** start of Data in this exercise **

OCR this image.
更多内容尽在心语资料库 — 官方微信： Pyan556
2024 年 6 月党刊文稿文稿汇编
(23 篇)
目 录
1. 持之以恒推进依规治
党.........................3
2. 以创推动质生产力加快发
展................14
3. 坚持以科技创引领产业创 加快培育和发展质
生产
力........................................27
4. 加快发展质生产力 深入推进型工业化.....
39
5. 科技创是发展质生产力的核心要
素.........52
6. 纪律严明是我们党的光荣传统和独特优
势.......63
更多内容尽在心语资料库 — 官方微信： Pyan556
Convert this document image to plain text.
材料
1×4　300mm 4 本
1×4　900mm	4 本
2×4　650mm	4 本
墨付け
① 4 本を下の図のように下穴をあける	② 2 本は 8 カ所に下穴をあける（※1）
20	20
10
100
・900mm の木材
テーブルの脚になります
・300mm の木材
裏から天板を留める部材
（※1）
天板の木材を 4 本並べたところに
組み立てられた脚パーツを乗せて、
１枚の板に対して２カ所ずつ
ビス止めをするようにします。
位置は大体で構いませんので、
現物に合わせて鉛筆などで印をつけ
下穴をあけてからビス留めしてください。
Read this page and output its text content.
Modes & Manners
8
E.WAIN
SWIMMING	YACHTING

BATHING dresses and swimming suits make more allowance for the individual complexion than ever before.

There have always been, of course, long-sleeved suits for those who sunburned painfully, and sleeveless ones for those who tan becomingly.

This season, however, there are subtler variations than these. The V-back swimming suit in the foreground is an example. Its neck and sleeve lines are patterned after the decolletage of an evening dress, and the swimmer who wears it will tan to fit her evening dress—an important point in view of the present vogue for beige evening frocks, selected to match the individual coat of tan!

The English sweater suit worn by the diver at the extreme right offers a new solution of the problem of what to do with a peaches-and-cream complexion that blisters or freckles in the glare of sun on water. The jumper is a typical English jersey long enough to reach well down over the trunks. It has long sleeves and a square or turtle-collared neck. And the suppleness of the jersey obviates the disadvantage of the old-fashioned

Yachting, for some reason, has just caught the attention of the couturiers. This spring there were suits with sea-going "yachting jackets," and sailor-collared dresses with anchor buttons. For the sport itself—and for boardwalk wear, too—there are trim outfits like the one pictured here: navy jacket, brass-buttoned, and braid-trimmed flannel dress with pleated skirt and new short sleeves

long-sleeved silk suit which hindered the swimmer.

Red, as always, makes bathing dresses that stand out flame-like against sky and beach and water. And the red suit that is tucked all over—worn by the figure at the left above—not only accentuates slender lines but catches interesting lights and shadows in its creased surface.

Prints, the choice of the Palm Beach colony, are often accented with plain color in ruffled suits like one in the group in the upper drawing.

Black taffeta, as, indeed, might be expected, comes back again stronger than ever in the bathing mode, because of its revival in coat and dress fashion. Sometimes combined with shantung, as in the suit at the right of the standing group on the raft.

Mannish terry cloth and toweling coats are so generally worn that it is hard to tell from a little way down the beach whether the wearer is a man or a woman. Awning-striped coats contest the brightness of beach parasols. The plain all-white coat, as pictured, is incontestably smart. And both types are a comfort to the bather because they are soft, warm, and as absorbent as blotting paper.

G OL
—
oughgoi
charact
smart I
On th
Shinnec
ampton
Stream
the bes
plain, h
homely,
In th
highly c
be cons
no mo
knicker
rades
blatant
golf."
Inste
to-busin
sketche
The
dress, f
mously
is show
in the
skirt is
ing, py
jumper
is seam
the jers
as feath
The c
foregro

** end of Data in this exercise **

What to produce | Filter out all lines lacking the word "sleeved" and copy the rest.

Finished task |
There have always been, of course, long-sleeved suits for those who sunburned painfully, and sleeveless ones for those who tan becomingly.
long-sleeved silk suit which hindered the swimmer.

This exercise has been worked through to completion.